> Work instructions:
Copy everything in the oven lock claims from "15. The device" down to "in the rod.", swapping "rod" for "shaft".

> Text provided:

====

13. The device of claim 12 wherein the laterally extending switch actuator is a C-shaped bend in the plunger.
14. The device of claim 13 wherein the electromechanical actuator is a motor that is mounted to the oven at the rear of the oven.
15. The device of claim 12 wherein the plunger is a rod extending from the front of the oven to a position proximate the rear of the oven and the C-shaped bend is a bend in the rod.
16. An oven lock mechanism for an oven having a front opening oven compartment having a back wall and side walls, a top frame wall disposed above the oven compartment and having a central portion displaced from the side walls and a door configured to close the oven compartment by pivoting from an open to a closed position, the lock mechanism comprising:
a front mounting plate portion mounted to the center portion of the top frame wall;
a rear mounting plate portion mounted to the back wall of the oven compartment;
a latch pivotally mounted to the front mounting plate and comprising a latch hook extending forwardly beyond the top frame wall, the latch being configured to pivot between a latched position wherein the latch hook engages and inhibits pivotal movement of the door and an unlatched position wherein the latch does not inhibit pivotal movement of the door;
a motor coupled to the latch to move the same between the latched and unlatched positions when driven;
a switch configured to enable the motor to be driven when in a first state and disable the motor from being driven when in a second state, the switch being mounted to the rear mounting plate portion; and
a switch actuating mechanism laterally offset from the switch, the switch actuating mechanism including an engagement portion mounted for movement relative to the front mounting plate portion and configured to engage and be moved by the door during pivotal movement of the door and an actuator portion coupled to the engagement portion and configured with a laterally extending portion to change the state of the switch from the second state to the first state in response to movement of the engagement portion;
a stop located between the engagement portion and the actuator portion;
a spring seat positioned between the stop and the actuator portion;
a spring between the spring seat and the actuator portion, the spring at one end being operatively supported by a portion of the mounting plate and contacting the spring seat at another end, and arranged so the spring is selectively compressed by the spring seat as the engagement portion is pushed by the door during closure of the oven door and the spring seat is stopped by the stop as the seat is pushed by restorative force stored during compression of the spring; and
the laterally extending portion changes the state of the switch in response to movement of the engagement portion.
17. The device of claim 16 wherein the front mounting plate portion and rear mounting plate portion are part of a monolithic mounting plate.
18. The device of claim 16 wherein the engagement portion and the actuator portion are formed from a monolithic actuator rod.
19. The device of claim 18 wherein the laterally extending portion is a C-shaped bend in the monolithic actuator rod.
20. The device of claim 19 wherein the engagement portion engages a central portion of the top of the oven door during closure of the door.

====

> Listed entries:
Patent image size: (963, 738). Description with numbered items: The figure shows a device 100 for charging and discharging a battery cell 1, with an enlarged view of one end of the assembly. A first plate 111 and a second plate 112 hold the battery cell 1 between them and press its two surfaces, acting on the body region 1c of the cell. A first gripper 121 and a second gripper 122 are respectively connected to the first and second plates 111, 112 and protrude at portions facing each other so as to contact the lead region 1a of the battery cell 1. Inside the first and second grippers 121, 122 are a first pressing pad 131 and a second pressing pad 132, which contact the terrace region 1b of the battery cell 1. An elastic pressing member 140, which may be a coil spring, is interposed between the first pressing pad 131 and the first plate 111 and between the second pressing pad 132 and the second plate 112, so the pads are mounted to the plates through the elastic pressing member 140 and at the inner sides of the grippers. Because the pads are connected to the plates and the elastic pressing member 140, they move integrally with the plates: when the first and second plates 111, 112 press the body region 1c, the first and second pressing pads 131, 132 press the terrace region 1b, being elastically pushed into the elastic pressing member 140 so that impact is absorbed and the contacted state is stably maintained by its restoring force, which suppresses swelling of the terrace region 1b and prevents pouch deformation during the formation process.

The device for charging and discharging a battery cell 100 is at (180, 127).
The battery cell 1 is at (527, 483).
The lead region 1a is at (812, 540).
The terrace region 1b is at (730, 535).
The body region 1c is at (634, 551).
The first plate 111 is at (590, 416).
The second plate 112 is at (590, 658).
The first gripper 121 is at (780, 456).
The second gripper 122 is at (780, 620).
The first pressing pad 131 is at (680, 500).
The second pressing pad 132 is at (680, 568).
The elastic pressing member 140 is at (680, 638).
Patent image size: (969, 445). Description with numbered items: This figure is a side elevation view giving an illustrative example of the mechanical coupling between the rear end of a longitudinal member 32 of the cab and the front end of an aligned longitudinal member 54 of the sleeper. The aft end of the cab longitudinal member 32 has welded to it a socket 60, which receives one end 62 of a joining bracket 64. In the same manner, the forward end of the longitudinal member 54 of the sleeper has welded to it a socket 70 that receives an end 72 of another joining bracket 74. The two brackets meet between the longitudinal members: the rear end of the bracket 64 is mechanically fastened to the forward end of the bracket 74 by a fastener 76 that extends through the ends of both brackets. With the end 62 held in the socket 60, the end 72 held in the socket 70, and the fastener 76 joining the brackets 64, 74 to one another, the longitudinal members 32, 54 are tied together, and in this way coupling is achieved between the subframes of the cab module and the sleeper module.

====

> Exercise output:
15. The device of claim 12 wherein the plunger is a shaft extending from the front of the oven to a position proximate the rear of the oven and the C-shaped bend is a bend in the shaft.